▶ _Work to be completed_: Only the number is wanted: how many lines in the data contain "COVID"?

▶ _Recorded data_:
::::
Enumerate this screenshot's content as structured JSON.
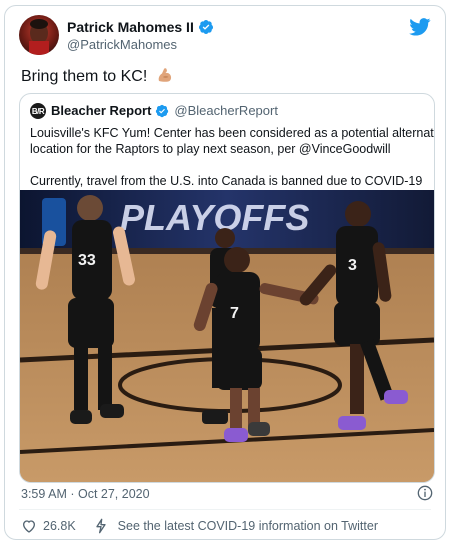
{
  "tweet": {
    "author_name": "Patrick Mahomes II",
    "author_handle": "@PatrickMahomes",
    "text": "Bring them to KC!",
    "emoji_name": "flexed-biceps-emoji",
    "timestamp": "3:59 AM · Oct 27, 2020",
    "like_count": "26.8K",
    "covid_link_text": "See the latest COVID-19 information on Twitter"
  },
  "quoted": {
    "avatar_text": "B/R",
    "author_name": "Bleacher Report",
    "author_handle": "@BleacherReport",
    "text_line1": "Louisville's KFC Yum! Center has been considered as a potential alternative",
    "text_line2": "location for the Raptors to play next season, per @VinceGoodwill",
    "text_line3": "Currently, travel from the U.S. into Canada is banned due to COVID-19",
    "image_banner_text": "PLAYOFFS",
    "jersey_numbers": [
      "33",
      "7",
      "3"
    ]
  },
  "colors": {
    "verified_blue": "#1d9bf0",
    "twitter_blue": "#1d9bf0",
    "jersey_black": "#141414",
    "jersey_red": "#c8102e",
    "court_wood": "#b88c5c"
  },
  "icons": [
    "verified-icon",
    "twitter-bird-icon",
    "info-icon",
    "heart-icon",
    "bolt-icon"
  ]
}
::::
▶ _Correct result_: 2